• Exercise objective: Could you extract every entry below and reproduce it exactly?

• Records to process:
---*---
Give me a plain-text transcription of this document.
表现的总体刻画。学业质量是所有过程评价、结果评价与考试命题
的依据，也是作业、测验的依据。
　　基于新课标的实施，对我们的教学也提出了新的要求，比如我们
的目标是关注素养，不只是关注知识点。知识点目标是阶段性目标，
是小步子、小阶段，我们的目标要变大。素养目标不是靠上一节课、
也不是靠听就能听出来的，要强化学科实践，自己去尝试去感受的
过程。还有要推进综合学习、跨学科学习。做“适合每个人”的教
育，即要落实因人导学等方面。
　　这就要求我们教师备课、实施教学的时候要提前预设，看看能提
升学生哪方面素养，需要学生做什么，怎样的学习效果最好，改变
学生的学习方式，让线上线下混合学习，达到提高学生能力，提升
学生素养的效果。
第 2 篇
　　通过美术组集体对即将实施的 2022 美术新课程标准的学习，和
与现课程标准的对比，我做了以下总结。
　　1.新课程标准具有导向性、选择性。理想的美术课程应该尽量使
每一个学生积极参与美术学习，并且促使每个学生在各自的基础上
---*---
• The response:
Give me a plain-text transcription of this document.
表现的总体刻画。学业质量是所有过程评价、结果评价与考试命题
的依据，也是作业、测验的依据。
　　基于新课标的实施，对我们的教学也提出了新的要求，比如我们
的目标是关注素养，不只是关注知识点。知识点目标是阶段性目标，
是小步子、小阶段，我们的目标要变大。素养目标不是靠上一节课、
也不是靠听就能听出来的，要强化学科实践，自己去尝试去感受的
过程。还有要推进综合学习、跨学科学习。做“适合每个人”的教
育，即要落实因人导学等方面。
　　这就要求我们教师备课、实施教学的时候要提前预设，看看能提
升学生哪方面素养，需要学生做什么，怎样的学习效果最好，改变
学生的学习方式，让线上线下混合学习，达到提高学生能力，提升
学生素养的效果。
第 2 篇
　　通过美术组集体对即将实施的 2022 美术新课程标准的学习，和
与现课程标准的对比，我做了以下总结。
　　1.新课程标准具有导向性、选择性。理想的美术课程应该尽量使
每一个学生积极参与美术学习，并且促使每个学生在各自的基础上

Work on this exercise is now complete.